> **Aim**
Look through the material below. Copy each line that contains the string "JSON".

> **Material supplied**
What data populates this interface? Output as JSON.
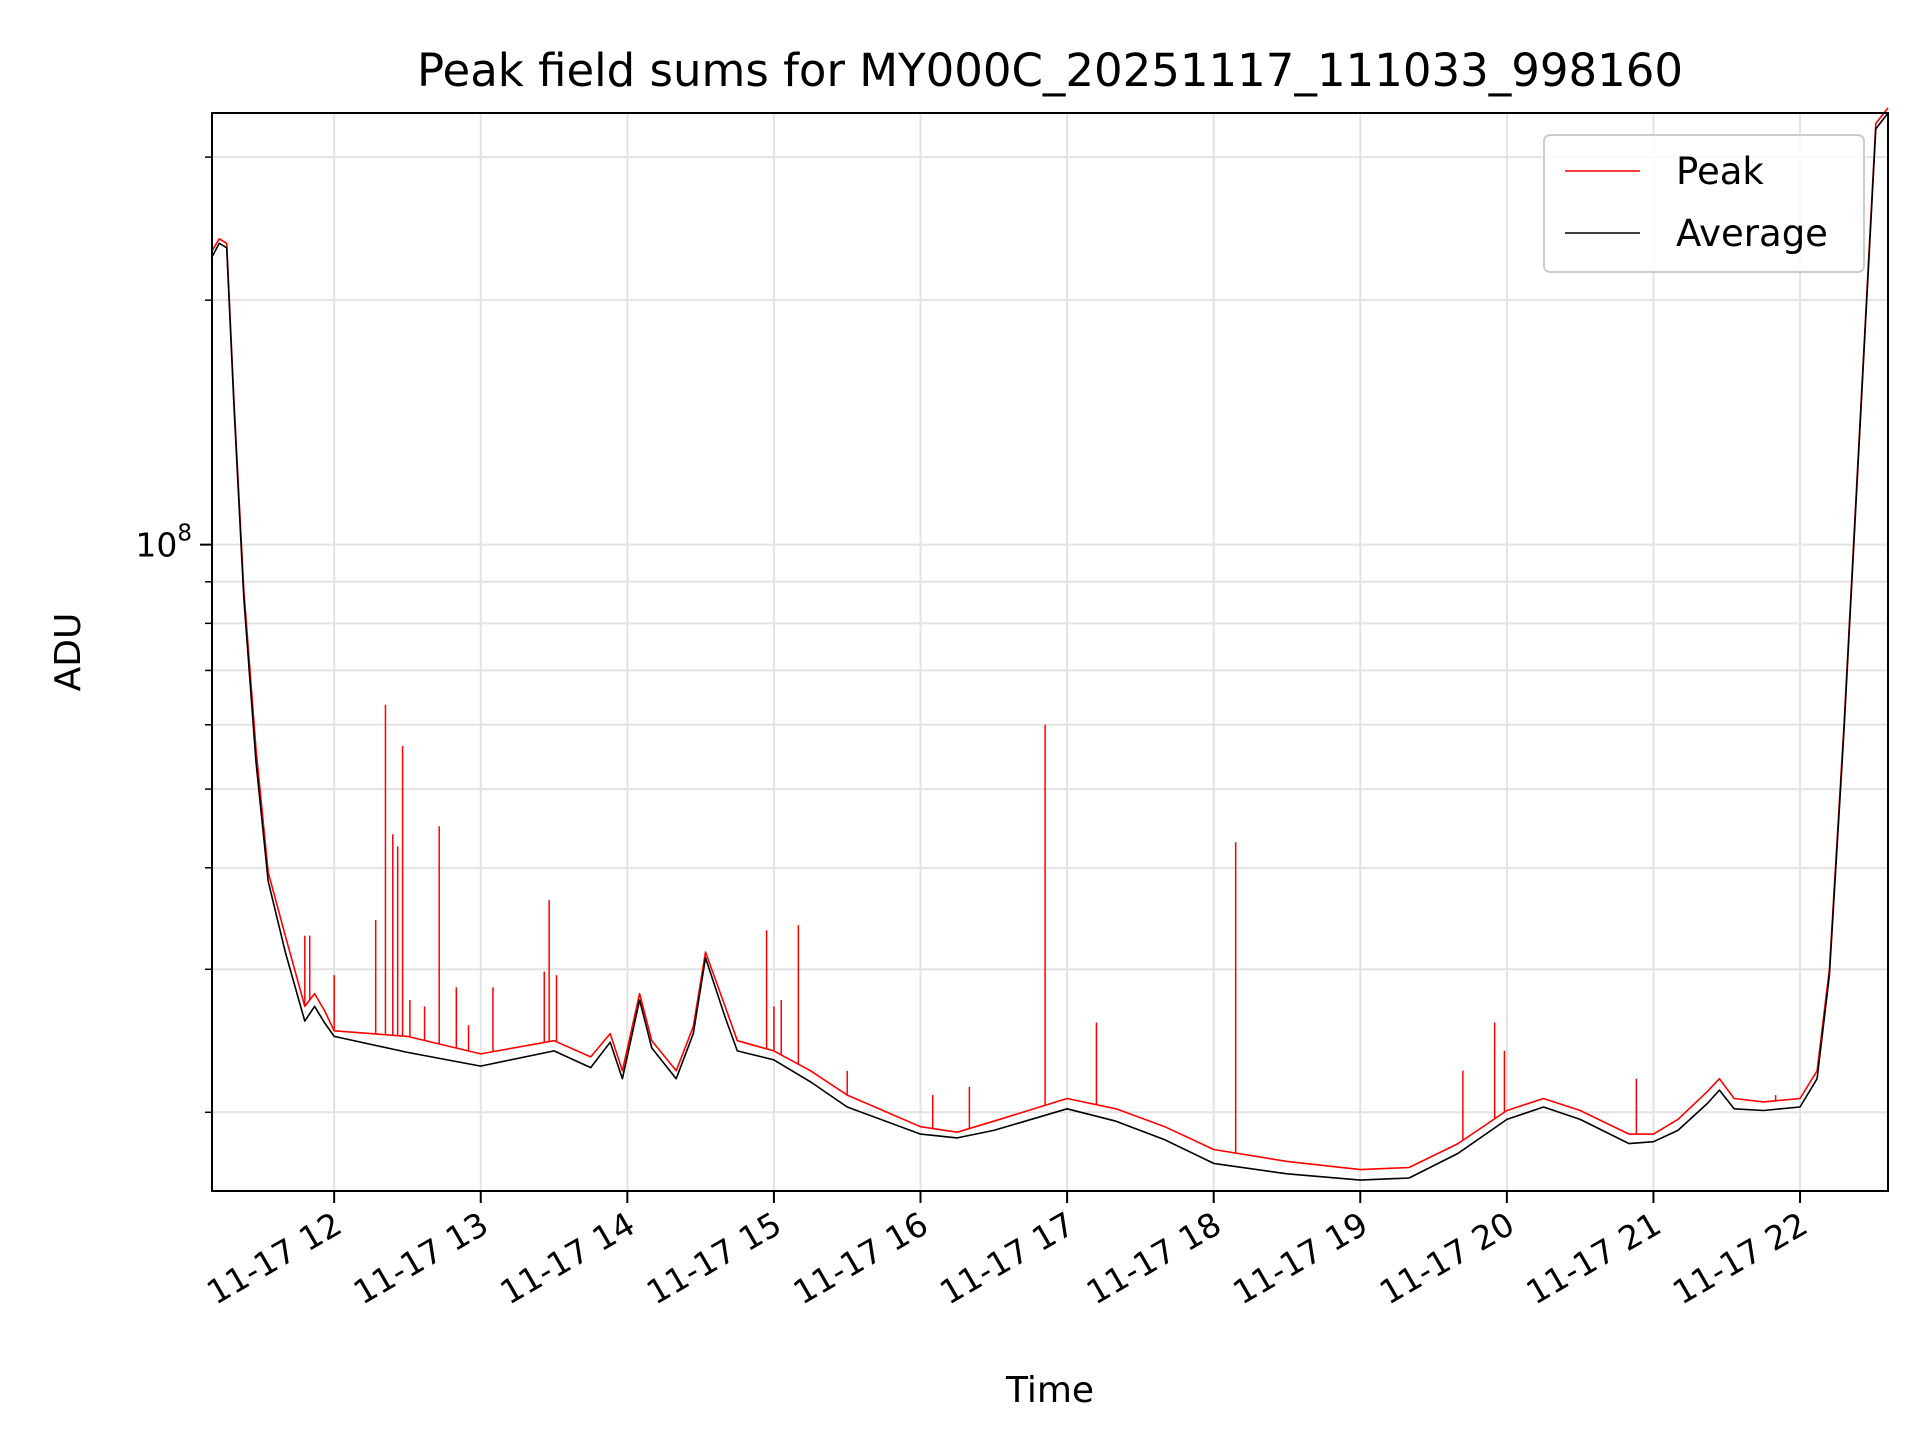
{
  "chart_data": {
    "type": "line",
    "title": "Peak field sums for MY000C_20251117_111033_998160",
    "xlabel": "Time",
    "ylabel": "ADU",
    "x_scale": "time",
    "y_scale": "log",
    "xlim": [
      "2025-11-17 11:10",
      "2025-11-17 22:36"
    ],
    "ylim": [
      16000000,
      340000000
    ],
    "grid": true,
    "legend_position": "top-right",
    "x_ticks": [
      {
        "t": "2025-11-17 12:00",
        "label": "11-17 12"
      },
      {
        "t": "2025-11-17 13:00",
        "label": "11-17 13"
      },
      {
        "t": "2025-11-17 14:00",
        "label": "11-17 14"
      },
      {
        "t": "2025-11-17 15:00",
        "label": "11-17 15"
      },
      {
        "t": "2025-11-17 16:00",
        "label": "11-17 16"
      },
      {
        "t": "2025-11-17 17:00",
        "label": "11-17 17"
      },
      {
        "t": "2025-11-17 18:00",
        "label": "11-17 18"
      },
      {
        "t": "2025-11-17 19:00",
        "label": "11-17 19"
      },
      {
        "t": "2025-11-17 20:00",
        "label": "11-17 20"
      },
      {
        "t": "2025-11-17 21:00",
        "label": "11-17 21"
      },
      {
        "t": "2025-11-17 22:00",
        "label": "11-17 22"
      }
    ],
    "y_major_ticks": [
      {
        "value": 100000000,
        "base": "10",
        "exp": "8"
      }
    ],
    "y_minor_ticks": [
      20000000,
      30000000,
      40000000,
      50000000,
      60000000,
      70000000,
      80000000,
      90000000,
      200000000,
      300000000
    ],
    "series": [
      {
        "name": "Peak",
        "color": "#ff0000",
        "points": [
          [
            "2025-11-17 11:10",
            230000000
          ],
          [
            "2025-11-17 11:13",
            238000000
          ],
          [
            "2025-11-17 11:16",
            235000000
          ],
          [
            "2025-11-17 11:19",
            150000000
          ],
          [
            "2025-11-17 11:23",
            88000000
          ],
          [
            "2025-11-17 11:28",
            56000000
          ],
          [
            "2025-11-17 11:33",
            39500000
          ],
          [
            "2025-11-17 11:40",
            33000000
          ],
          [
            "2025-11-17 11:48",
            27000000
          ],
          [
            "2025-11-17 11:52",
            28000000
          ],
          [
            "2025-11-17 11:56",
            26700000
          ],
          [
            "2025-11-17 12:00",
            25200000
          ],
          [
            "2025-11-17 12:30",
            24800000
          ],
          [
            "2025-11-17 13:00",
            23600000
          ],
          [
            "2025-11-17 13:30",
            24500000
          ],
          [
            "2025-11-17 13:45",
            23400000
          ],
          [
            "2025-11-17 13:53",
            25000000
          ],
          [
            "2025-11-17 13:58",
            22500000
          ],
          [
            "2025-11-17 14:05",
            28000000
          ],
          [
            "2025-11-17 14:10",
            24500000
          ],
          [
            "2025-11-17 14:20",
            22500000
          ],
          [
            "2025-11-17 14:27",
            25500000
          ],
          [
            "2025-11-17 14:32",
            31500000
          ],
          [
            "2025-11-17 14:40",
            27000000
          ],
          [
            "2025-11-17 14:45",
            24500000
          ],
          [
            "2025-11-17 15:00",
            23800000
          ],
          [
            "2025-11-17 15:15",
            22500000
          ],
          [
            "2025-11-17 15:30",
            21000000
          ],
          [
            "2025-11-17 16:00",
            19200000
          ],
          [
            "2025-11-17 16:15",
            18900000
          ],
          [
            "2025-11-17 16:30",
            19500000
          ],
          [
            "2025-11-17 17:00",
            20800000
          ],
          [
            "2025-11-17 17:20",
            20200000
          ],
          [
            "2025-11-17 17:40",
            19200000
          ],
          [
            "2025-11-17 18:00",
            18000000
          ],
          [
            "2025-11-17 18:30",
            17400000
          ],
          [
            "2025-11-17 19:00",
            17000000
          ],
          [
            "2025-11-17 19:20",
            17100000
          ],
          [
            "2025-11-17 19:40",
            18300000
          ],
          [
            "2025-11-17 20:00",
            20100000
          ],
          [
            "2025-11-17 20:15",
            20800000
          ],
          [
            "2025-11-17 20:30",
            20100000
          ],
          [
            "2025-11-17 20:50",
            18800000
          ],
          [
            "2025-11-17 21:00",
            18800000
          ],
          [
            "2025-11-17 21:10",
            19600000
          ],
          [
            "2025-11-17 21:22",
            21200000
          ],
          [
            "2025-11-17 21:27",
            22000000
          ],
          [
            "2025-11-17 21:33",
            20800000
          ],
          [
            "2025-11-17 21:45",
            20600000
          ],
          [
            "2025-11-17 22:00",
            20800000
          ],
          [
            "2025-11-17 22:07",
            22500000
          ],
          [
            "2025-11-17 22:12",
            30000000
          ],
          [
            "2025-11-17 22:18",
            60000000
          ],
          [
            "2025-11-17 22:25",
            150000000
          ],
          [
            "2025-11-17 22:31",
            330000000
          ],
          [
            "2025-11-17 22:36",
            345000000
          ]
        ],
        "spikes": [
          [
            "2025-11-17 11:48",
            33000000
          ],
          [
            "2025-11-17 11:50",
            33000000
          ],
          [
            "2025-11-17 12:00",
            29500000
          ],
          [
            "2025-11-17 12:17",
            34500000
          ],
          [
            "2025-11-17 12:21",
            63500000
          ],
          [
            "2025-11-17 12:24",
            44000000
          ],
          [
            "2025-11-17 12:26",
            42500000
          ],
          [
            "2025-11-17 12:28",
            56500000
          ],
          [
            "2025-11-17 12:31",
            27500000
          ],
          [
            "2025-11-17 12:37",
            27000000
          ],
          [
            "2025-11-17 12:43",
            45000000
          ],
          [
            "2025-11-17 12:50",
            28500000
          ],
          [
            "2025-11-17 12:55",
            25600000
          ],
          [
            "2025-11-17 13:05",
            28500000
          ],
          [
            "2025-11-17 13:26",
            29800000
          ],
          [
            "2025-11-17 13:28",
            36500000
          ],
          [
            "2025-11-17 13:31",
            29500000
          ],
          [
            "2025-11-17 14:57",
            33500000
          ],
          [
            "2025-11-17 15:00",
            27000000
          ],
          [
            "2025-11-17 15:03",
            27500000
          ],
          [
            "2025-11-17 15:10",
            34000000
          ],
          [
            "2025-11-17 15:30",
            22500000
          ],
          [
            "2025-11-17 16:05",
            21000000
          ],
          [
            "2025-11-17 16:20",
            21500000
          ],
          [
            "2025-11-17 16:51",
            60000000
          ],
          [
            "2025-11-17 17:12",
            25800000
          ],
          [
            "2025-11-17 18:09",
            43000000
          ],
          [
            "2025-11-17 19:42",
            22500000
          ],
          [
            "2025-11-17 19:55",
            25800000
          ],
          [
            "2025-11-17 19:59",
            23800000
          ],
          [
            "2025-11-17 20:53",
            22000000
          ],
          [
            "2025-11-17 21:50",
            21000000
          ]
        ]
      },
      {
        "name": "Average",
        "color": "#000000",
        "points": [
          [
            "2025-11-17 11:10",
            226000000
          ],
          [
            "2025-11-17 11:13",
            235000000
          ],
          [
            "2025-11-17 11:16",
            232000000
          ],
          [
            "2025-11-17 11:19",
            148000000
          ],
          [
            "2025-11-17 11:23",
            86000000
          ],
          [
            "2025-11-17 11:28",
            54000000
          ],
          [
            "2025-11-17 11:33",
            38500000
          ],
          [
            "2025-11-17 11:40",
            31500000
          ],
          [
            "2025-11-17 11:48",
            25900000
          ],
          [
            "2025-11-17 11:52",
            27000000
          ],
          [
            "2025-11-17 11:56",
            25800000
          ],
          [
            "2025-11-17 12:00",
            24800000
          ],
          [
            "2025-11-17 12:30",
            23700000
          ],
          [
            "2025-11-17 13:00",
            22800000
          ],
          [
            "2025-11-17 13:30",
            23800000
          ],
          [
            "2025-11-17 13:45",
            22700000
          ],
          [
            "2025-11-17 13:53",
            24400000
          ],
          [
            "2025-11-17 13:58",
            22000000
          ],
          [
            "2025-11-17 14:05",
            27500000
          ],
          [
            "2025-11-17 14:10",
            24000000
          ],
          [
            "2025-11-17 14:20",
            22000000
          ],
          [
            "2025-11-17 14:27",
            25000000
          ],
          [
            "2025-11-17 14:32",
            31000000
          ],
          [
            "2025-11-17 14:40",
            26200000
          ],
          [
            "2025-11-17 14:45",
            23800000
          ],
          [
            "2025-11-17 15:00",
            23200000
          ],
          [
            "2025-11-17 15:15",
            21800000
          ],
          [
            "2025-11-17 15:30",
            20300000
          ],
          [
            "2025-11-17 16:00",
            18800000
          ],
          [
            "2025-11-17 16:15",
            18600000
          ],
          [
            "2025-11-17 16:30",
            19000000
          ],
          [
            "2025-11-17 17:00",
            20200000
          ],
          [
            "2025-11-17 17:20",
            19500000
          ],
          [
            "2025-11-17 17:40",
            18500000
          ],
          [
            "2025-11-17 18:00",
            17300000
          ],
          [
            "2025-11-17 18:30",
            16800000
          ],
          [
            "2025-11-17 19:00",
            16500000
          ],
          [
            "2025-11-17 19:20",
            16600000
          ],
          [
            "2025-11-17 19:40",
            17800000
          ],
          [
            "2025-11-17 20:00",
            19600000
          ],
          [
            "2025-11-17 20:15",
            20300000
          ],
          [
            "2025-11-17 20:30",
            19600000
          ],
          [
            "2025-11-17 20:50",
            18300000
          ],
          [
            "2025-11-17 21:00",
            18400000
          ],
          [
            "2025-11-17 21:10",
            19000000
          ],
          [
            "2025-11-17 21:22",
            20500000
          ],
          [
            "2025-11-17 21:27",
            21300000
          ],
          [
            "2025-11-17 21:33",
            20200000
          ],
          [
            "2025-11-17 21:45",
            20100000
          ],
          [
            "2025-11-17 22:00",
            20300000
          ],
          [
            "2025-11-17 22:07",
            22000000
          ],
          [
            "2025-11-17 22:12",
            29500000
          ],
          [
            "2025-11-17 22:18",
            59000000
          ],
          [
            "2025-11-17 22:25",
            148000000
          ],
          [
            "2025-11-17 22:31",
            325000000
          ],
          [
            "2025-11-17 22:36",
            340000000
          ]
        ]
      }
    ]
  }
}
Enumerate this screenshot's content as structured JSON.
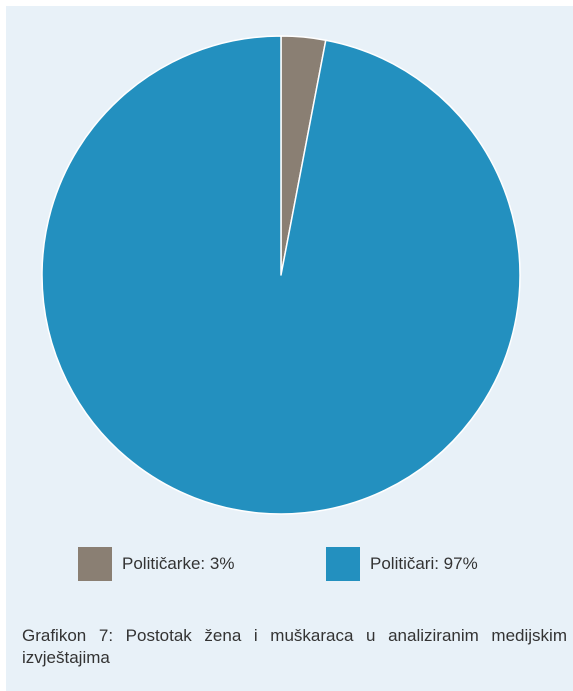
{
  "chart_data": {
    "type": "pie",
    "categories": [
      "Političarke",
      "Političari"
    ],
    "values": [
      3,
      97
    ],
    "unit": "%",
    "colors": [
      "#8a7f73",
      "#2390bf"
    ],
    "legend_placement": "bottom",
    "legend": [
      {
        "label": "Političarke: 3%",
        "color": "#8a7f73"
      },
      {
        "label": "Političari: 97%",
        "color": "#2390bf"
      }
    ],
    "caption": "Grafikon 7: Postotak žena i muškaraca u analiziranim medijskim izvještajima"
  }
}
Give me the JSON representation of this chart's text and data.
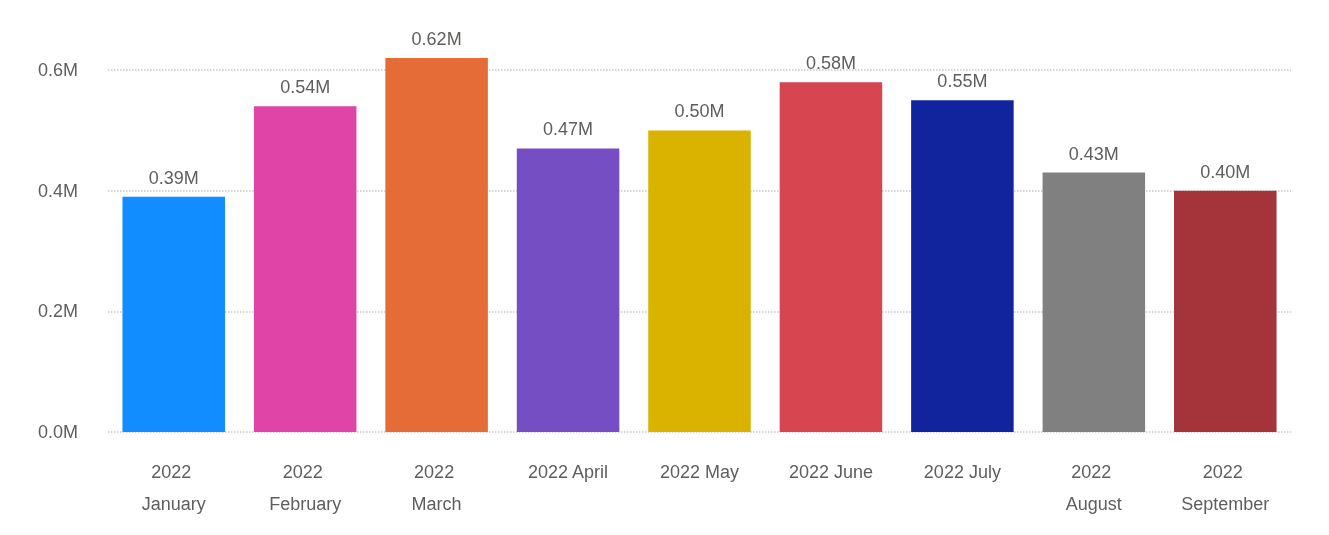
{
  "chart_data": {
    "type": "bar",
    "categories": [
      "2022 January",
      "2022 February",
      "2022 March",
      "2022 April",
      "2022 May",
      "2022 June",
      "2022 July",
      "2022 August",
      "2022 September"
    ],
    "values": [
      0.39,
      0.54,
      0.62,
      0.47,
      0.5,
      0.58,
      0.55,
      0.43,
      0.4
    ],
    "value_labels": [
      "0.39M",
      "0.54M",
      "0.62M",
      "0.47M",
      "0.50M",
      "0.58M",
      "0.55M",
      "0.43M",
      "0.40M"
    ],
    "colors": [
      "#118dff",
      "#e044a7",
      "#e66c37",
      "#744ec2",
      "#d9b300",
      "#d64550",
      "#12239e",
      "#808080",
      "#a4343a"
    ],
    "yticks": [
      {
        "value": 0,
        "label": "0.0M"
      },
      {
        "value": 0.2,
        "label": "0.2M"
      },
      {
        "value": 0.4,
        "label": "0.4M"
      },
      {
        "value": 0.6,
        "label": "0.6M"
      }
    ],
    "ylim": [
      0,
      0.62
    ],
    "grid": "y"
  }
}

> **Right answer**
What data populates this interface? Output as JSON.
Enumerate this screenshot's content as structured JSON.
Give me the JSON representation of this chart's text and data.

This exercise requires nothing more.